Try it:
The data below should be retyped exactly, with the pictures left out.

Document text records
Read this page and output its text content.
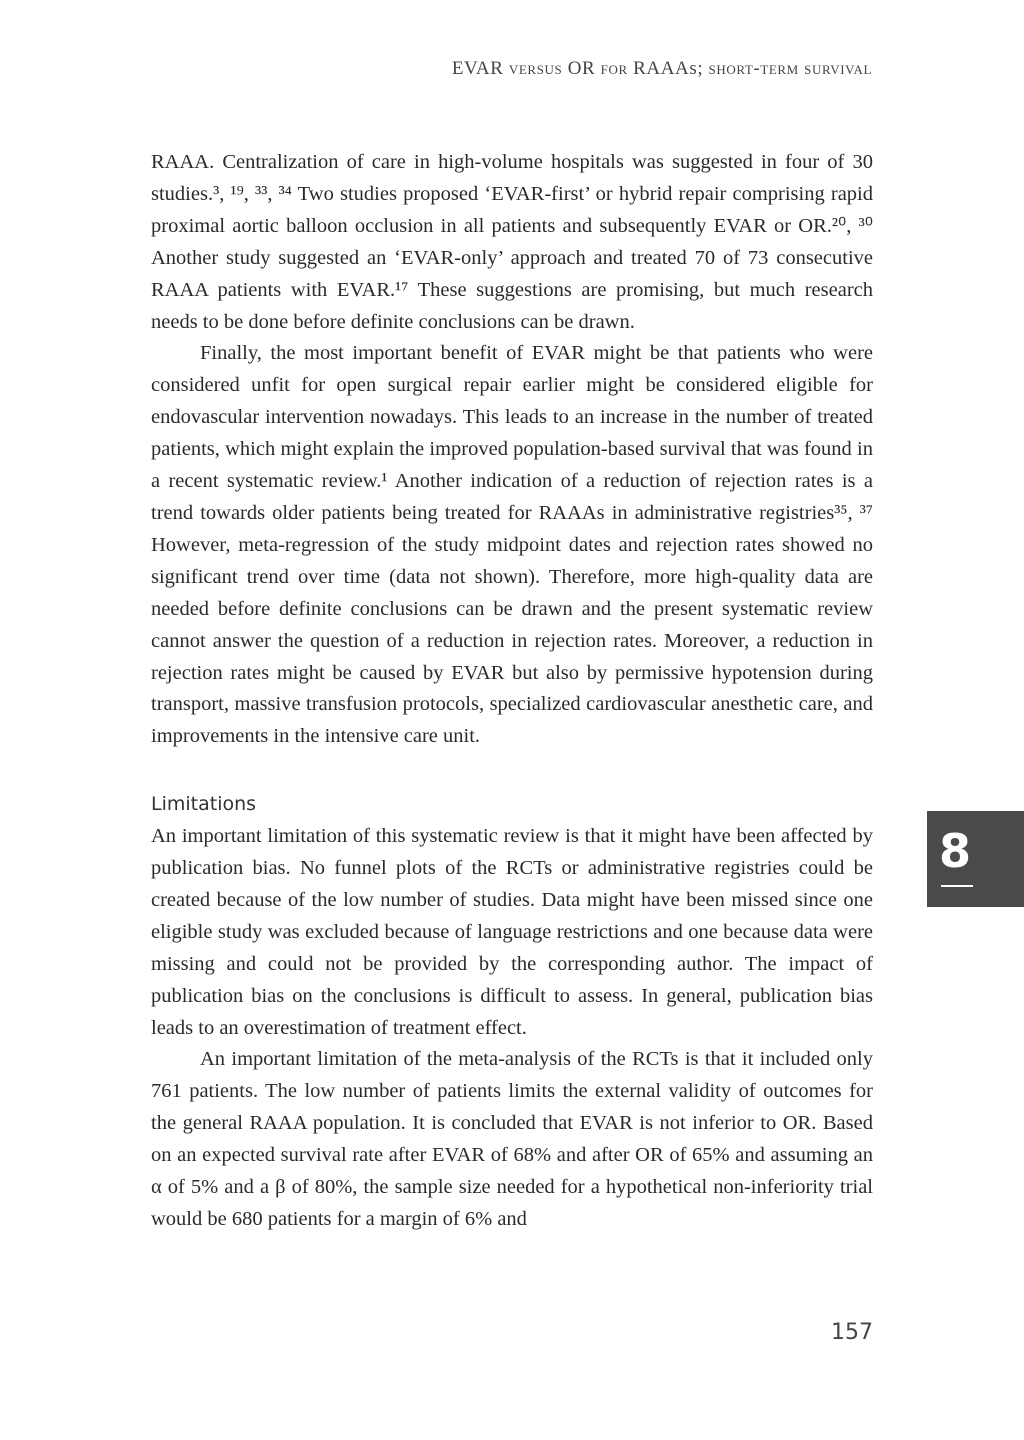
EVAR versus OR for RAAAs; short-term survival

RAAA. Centralization of care in high-volume hospitals was suggested in four of 30 studies.³, ¹⁹, ³³, ³⁴ Two studies proposed ‘EVAR-first’ or hybrid repair comprising rapid proximal aortic balloon occlusion in all patients and subsequently EVAR or OR.²⁰, ³⁰ Another study suggested an ‘EVAR-only’ approach and treated 70 of 73 consecutive RAAA patients with EVAR.¹⁷ These suggestions are promising, but much research needs to be done before definite conclusions can be drawn.

Finally, the most important benefit of EVAR might be that patients who were considered unfit for open surgical repair earlier might be considered eligible for endovascular intervention nowadays. This leads to an increase in the number of treated patients, which might explain the improved population-based survival that was found in a recent systematic review.¹ Another indication of a reduction of rejection rates is a trend towards older patients being treated for RAAAs in administrative registries³⁵, ³⁷ However, meta-regression of the study midpoint dates and rejection rates showed no significant trend over time (data not shown). Therefore, more high-quality data are needed before definite conclusions can be drawn and the present systematic review cannot answer the question of a reduction in rejection rates. Moreover, a reduction in rejection rates might be caused by EVAR but also by permissive hypotension during transport, massive transfusion protocols, specialized cardiovascular anesthetic care, and improvements in the intensive care unit.

Limitations

An important limitation of this systematic review is that it might have been affected by publication bias. No funnel plots of the RCTs or administrative registries could be created because of the low number of studies. Data might have been missed since one eligible study was excluded because of language restrictions and one because data were missing and could not be provided by the corresponding author. The impact of publication bias on the conclusions is difficult to assess. In general, publication bias leads to an overestimation of treatment effect.

An important limitation of the meta-analysis of the RCTs is that it included only 761 patients. The low number of patients limits the external validity of outcomes for the general RAAA population. It is concluded that EVAR is not inferior to OR. Based on an expected survival rate after EVAR of 68% and after OR of 65% and assuming an α of 5% and a β of 80%, the sample size needed for a hypothetical non-inferiority trial would be 680 patients for a margin of 6% and

8
157
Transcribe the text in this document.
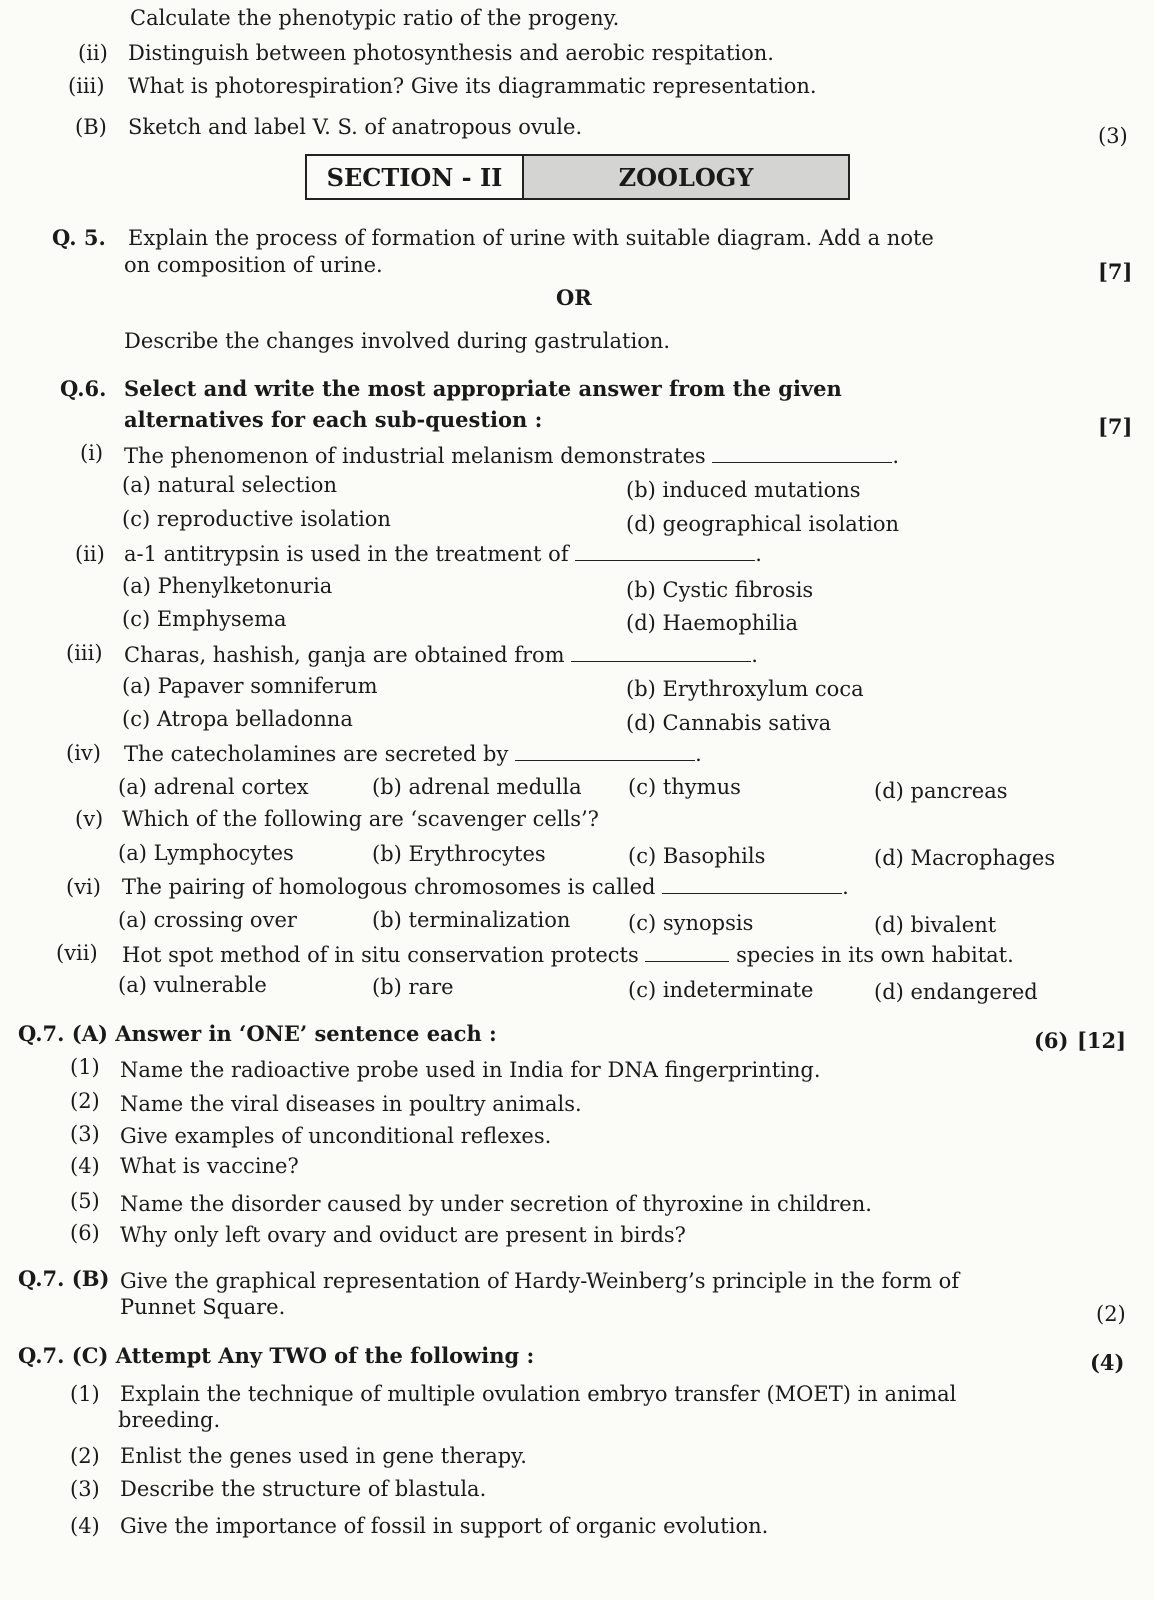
Calculate the phenotypic ratio of the progeny.
(ii) Distinguish between photosynthesis and aerobic respitation.
(iii) What is photorespiration? Give its diagrammatic representation.
(B) Sketch and label V. S. of anatropous ovule.	(3)
SECTION - II	ZOOLOGY
Q. 5. Explain the process of formation of urine with suitable diagram. Add a note
on composition of urine.	[7]
OR
Describe the changes involved during gastrulation.
Q.6. Select and write the most appropriate answer from the given
alternatives for each sub-question :	[7]
(i) The phenomenon of industrial melanism demonstrates	.
(a) natural selection	(b) induced mutations
(c) reproductive isolation	(d) geographical isolation
(ii) a-1 antitrypsin is used in the treatment of	.
(a) Phenylketonuria	(b) Cystic fibrosis
(c) Emphysema	(d) Haemophilia
(iii) Charas, hashish, ganja are obtained from	.
(a) Papaver somniferum	(b) Erythroxylum coca
(c) Atropa belladonna	(d) Cannabis sativa
(iv) The catecholamines are secreted by	.
(a) adrenal cortex	(b) adrenal medulla (c) thymus	(d) pancreas
(v) Which of the following are ‘scavenger cells’?
(a) Lymphocytes	(b) Erythrocytes	(c) Basophils	(d) Macrophages
(vi) The pairing of homologous chromosomes is called	.
(a) crossing over	(b) terminalization	(c) synopsis	(d) bivalent
(vii) Hot spot method of in situ conservation protects	species in its own habitat.
(a) vulnerable	(b) rare	(c) indeterminate	(d) endangered
Q.7. (A) Answer in ‘ONE’ sentence each :	(6) [12]
(1) Name the radioactive probe used in India for DNA fingerprinting.
(2) Name the viral diseases in poultry animals.
(3) Give examples of unconditional reflexes.
(4) What is vaccine?
(5) Name the disorder caused by under secretion of thyroxine in children.
(6) Why only left ovary and oviduct are present in birds?
Q.7. (B) Give the graphical representation of Hardy-Weinberg’s principle in the form of
Punnet Square.	(2)
Q.7. (C) Attempt Any TWO of the following :	(4)
(1) Explain the technique of multiple ovulation embryo transfer (MOET) in animal
breeding.
(2) Enlist the genes used in gene therapy.
(3) Describe the structure of blastula.
(4) Give the importance of fossil in support of organic evolution.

Answer:
Read this page and output its text content.
EVAR versus OR for RAAAs; short-term survival

RAAA. Centralization of care in high-volume hospitals was suggested in four of 30 studies.³, ¹⁹, ³³, ³⁴ Two studies proposed ‘EVAR-first’ or hybrid repair comprising rapid proximal aortic balloon occlusion in all patients and subsequently EVAR or OR.²⁰, ³⁰ Another study suggested an ‘EVAR-only’ approach and treated 70 of 73 consecutive RAAA patients with EVAR.¹⁷ These suggestions are promising, but much research needs to be done before definite conclusions can be drawn.

Finally, the most important benefit of EVAR might be that patients who were considered unfit for open surgical repair earlier might be considered eligible for endovascular intervention nowadays. This leads to an increase in the number of treated patients, which might explain the improved population-based survival that was found in a recent systematic review.¹ Another indication of a reduction of rejection rates is a trend towards older patients being treated for RAAAs in administrative registries³⁵, ³⁷ However, meta-regression of the study midpoint dates and rejection rates showed no significant trend over time (data not shown). Therefore, more high-quality data are needed before definite conclusions can be drawn and the present systematic review cannot answer the question of a reduction in rejection rates. Moreover, a reduction in rejection rates might be caused by EVAR but also by permissive hypotension during transport, massive transfusion protocols, specialized cardiovascular anesthetic care, and improvements in the intensive care unit.

Limitations

An important limitation of this systematic review is that it might have been affected by publication bias. No funnel plots of the RCTs or administrative registries could be created because of the low number of studies. Data might have been missed since one eligible study was excluded because of language restrictions and one because data were missing and could not be provided by the corresponding author. The impact of publication bias on the conclusions is difficult to assess. In general, publication bias leads to an overestimation of treatment effect.

An important limitation of the meta-analysis of the RCTs is that it included only 761 patients. The low number of patients limits the external validity of outcomes for the general RAAA population. It is concluded that EVAR is not inferior to OR. Based on an expected survival rate after EVAR of 68% and after OR of 65% and assuming an α of 5% and a β of 80%, the sample size needed for a hypothetical non-inferiority trial would be 680 patients for a margin of 6% and

8
157
Transcribe the text in this document.
Calculate the phenotypic ratio of the progeny.
(ii) Distinguish between photosynthesis and aerobic respitation.
(iii) What is photorespiration? Give its diagrammatic representation.
(B) Sketch and label V. S. of anatropous ovule.	(3)
SECTION - II	ZOOLOGY
Q. 5. Explain the process of formation of urine with suitable diagram. Add a note
on composition of urine.	[7]
OR
Describe the changes involved during gastrulation.
Q.6. Select and write the most appropriate answer from the given
alternatives for each sub-question :	[7]
(i) The phenomenon of industrial melanism demonstrates	.
(a) natural selection	(b) induced mutations
(c) reproductive isolation	(d) geographical isolation
(ii) a-1 antitrypsin is used in the treatment of	.
(a) Phenylketonuria	(b) Cystic fibrosis
(c) Emphysema	(d) Haemophilia
(iii) Charas, hashish, ganja are obtained from	.
(a) Papaver somniferum	(b) Erythroxylum coca
(c) Atropa belladonna	(d) Cannabis sativa
(iv) The catecholamines are secreted by	.
(a) adrenal cortex	(b) adrenal medulla (c) thymus	(d) pancreas
(v) Which of the following are ‘scavenger cells’?
(a) Lymphocytes	(b) Erythrocytes	(c) Basophils	(d) Macrophages
(vi) The pairing of homologous chromosomes is called	.
(a) crossing over	(b) terminalization	(c) synopsis	(d) bivalent
(vii) Hot spot method of in situ conservation protects	species in its own habitat.
(a) vulnerable	(b) rare	(c) indeterminate	(d) endangered
Q.7. (A) Answer in ‘ONE’ sentence each :	(6) [12]
(1) Name the radioactive probe used in India for DNA fingerprinting.
(2) Name the viral diseases in poultry animals.
(3) Give examples of unconditional reflexes.
(4) What is vaccine?
(5) Name the disorder caused by under secretion of thyroxine in children.
(6) Why only left ovary and oviduct are present in birds?
Q.7. (B) Give the graphical representation of Hardy-Weinberg’s principle in the form of
Punnet Square.	(2)
Q.7. (C) Attempt Any TWO of the following :	(4)
(1) Explain the technique of multiple ovulation embryo transfer (MOET) in animal
breeding.
(2) Enlist the genes used in gene therapy.
(3) Describe the structure of blastula.
(4) Give the importance of fossil in support of organic evolution.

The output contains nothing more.